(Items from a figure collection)
= = =

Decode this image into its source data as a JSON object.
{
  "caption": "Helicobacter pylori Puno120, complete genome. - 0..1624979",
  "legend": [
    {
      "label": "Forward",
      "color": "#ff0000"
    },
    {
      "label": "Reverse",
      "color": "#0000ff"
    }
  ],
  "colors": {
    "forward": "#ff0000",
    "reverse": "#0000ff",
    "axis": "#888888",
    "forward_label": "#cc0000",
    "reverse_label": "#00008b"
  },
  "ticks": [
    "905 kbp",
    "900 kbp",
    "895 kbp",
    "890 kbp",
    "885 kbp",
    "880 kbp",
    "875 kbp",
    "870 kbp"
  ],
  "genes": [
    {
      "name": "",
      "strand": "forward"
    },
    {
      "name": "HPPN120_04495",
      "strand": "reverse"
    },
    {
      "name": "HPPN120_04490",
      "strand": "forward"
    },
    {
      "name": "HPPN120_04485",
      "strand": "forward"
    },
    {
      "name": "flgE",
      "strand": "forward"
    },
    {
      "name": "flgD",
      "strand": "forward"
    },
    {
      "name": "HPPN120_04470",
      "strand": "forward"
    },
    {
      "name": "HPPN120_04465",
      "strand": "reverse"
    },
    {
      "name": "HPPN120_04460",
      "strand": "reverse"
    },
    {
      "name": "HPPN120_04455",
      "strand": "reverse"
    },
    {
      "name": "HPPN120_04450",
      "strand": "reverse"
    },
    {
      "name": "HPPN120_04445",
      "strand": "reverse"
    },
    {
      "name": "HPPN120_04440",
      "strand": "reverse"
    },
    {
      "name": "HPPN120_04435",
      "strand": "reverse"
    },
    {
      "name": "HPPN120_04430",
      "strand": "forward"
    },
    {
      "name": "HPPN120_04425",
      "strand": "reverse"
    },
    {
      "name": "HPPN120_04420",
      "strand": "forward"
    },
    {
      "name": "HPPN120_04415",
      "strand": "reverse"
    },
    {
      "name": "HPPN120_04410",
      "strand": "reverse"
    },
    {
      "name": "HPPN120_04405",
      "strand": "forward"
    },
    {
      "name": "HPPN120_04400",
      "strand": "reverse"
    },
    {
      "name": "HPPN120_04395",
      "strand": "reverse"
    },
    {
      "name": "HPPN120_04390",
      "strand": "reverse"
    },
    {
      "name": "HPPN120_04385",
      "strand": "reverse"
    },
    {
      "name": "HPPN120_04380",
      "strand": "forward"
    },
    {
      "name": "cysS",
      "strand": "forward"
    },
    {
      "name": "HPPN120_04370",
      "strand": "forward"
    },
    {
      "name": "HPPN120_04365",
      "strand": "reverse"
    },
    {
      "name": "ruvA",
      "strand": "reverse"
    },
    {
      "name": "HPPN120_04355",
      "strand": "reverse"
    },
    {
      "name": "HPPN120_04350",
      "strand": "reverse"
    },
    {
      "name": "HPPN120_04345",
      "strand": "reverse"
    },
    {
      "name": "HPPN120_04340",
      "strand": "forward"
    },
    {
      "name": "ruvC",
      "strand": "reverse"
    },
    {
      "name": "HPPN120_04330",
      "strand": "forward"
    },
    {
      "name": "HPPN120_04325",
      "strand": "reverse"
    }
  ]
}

= = =

EXERCISE DETAILS: Without leaving anything out, quote all the data.

TASK SOLUTION:
Decode this image into its source data as a JSON object.
{
  "caption": "Helicobacter pylori Puno120, complete genome. - 0..1624979",
  "legend": [
    {
      "label": "Forward",
      "color": "#ff0000"
    },
    {
      "label": "Reverse",
      "color": "#0000ff"
    }
  ],
  "colors": {
    "forward": "#ff0000",
    "reverse": "#0000ff",
    "axis": "#888888",
    "forward_label": "#cc0000",
    "reverse_label": "#00008b"
  },
  "ticks": [
    "905 kbp",
    "900 kbp",
    "895 kbp",
    "890 kbp",
    "885 kbp",
    "880 kbp",
    "875 kbp",
    "870 kbp"
  ],
  "genes": [
    {
      "name": "",
      "strand": "forward"
    },
    {
      "name": "HPPN120_04495",
      "strand": "reverse"
    },
    {
      "name": "HPPN120_04490",
      "strand": "forward"
    },
    {
      "name": "HPPN120_04485",
      "strand": "forward"
    },
    {
      "name": "flgE",
      "strand": "forward"
    },
    {
      "name": "flgD",
      "strand": "forward"
    },
    {
      "name": "HPPN120_04470",
      "strand": "forward"
    },
    {
      "name": "HPPN120_04465",
      "strand": "reverse"
    },
    {
      "name": "HPPN120_04460",
      "strand": "reverse"
    },
    {
      "name": "HPPN120_04455",
      "strand": "reverse"
    },
    {
      "name": "HPPN120_04450",
      "strand": "reverse"
    },
    {
      "name": "HPPN120_04445",
      "strand": "reverse"
    },
    {
      "name": "HPPN120_04440",
      "strand": "reverse"
    },
    {
      "name": "HPPN120_04435",
      "strand": "reverse"
    },
    {
      "name": "HPPN120_04430",
      "strand": "forward"
    },
    {
      "name": "HPPN120_04425",
      "strand": "reverse"
    },
    {
      "name": "HPPN120_04420",
      "strand": "forward"
    },
    {
      "name": "HPPN120_04415",
      "strand": "reverse"
    },
    {
      "name": "HPPN120_04410",
      "strand": "reverse"
    },
    {
      "name": "HPPN120_04405",
      "strand": "forward"
    },
    {
      "name": "HPPN120_04400",
      "strand": "reverse"
    },
    {
      "name": "HPPN120_04395",
      "strand": "reverse"
    },
    {
      "name": "HPPN120_04390",
      "strand": "reverse"
    },
    {
      "name": "HPPN120_04385",
      "strand": "reverse"
    },
    {
      "name": "HPPN120_04380",
      "strand": "forward"
    },
    {
      "name": "cysS",
      "strand": "forward"
    },
    {
      "name": "HPPN120_04370",
      "strand": "forward"
    },
    {
      "name": "HPPN120_04365",
      "strand": "reverse"
    },
    {
      "name": "ruvA",
      "strand": "reverse"
    },
    {
      "name": "HPPN120_04355",
      "strand": "reverse"
    },
    {
      "name": "HPPN120_04350",
      "strand": "reverse"
    },
    {
      "name": "HPPN120_04345",
      "strand": "reverse"
    },
    {
      "name": "HPPN120_04340",
      "strand": "forward"
    },
    {
      "name": "ruvC",
      "strand": "reverse"
    },
    {
      "name": "HPPN120_04330",
      "strand": "forward"
    },
    {
      "name": "HPPN120_04325",
      "strand": "reverse"
    }
  ]
}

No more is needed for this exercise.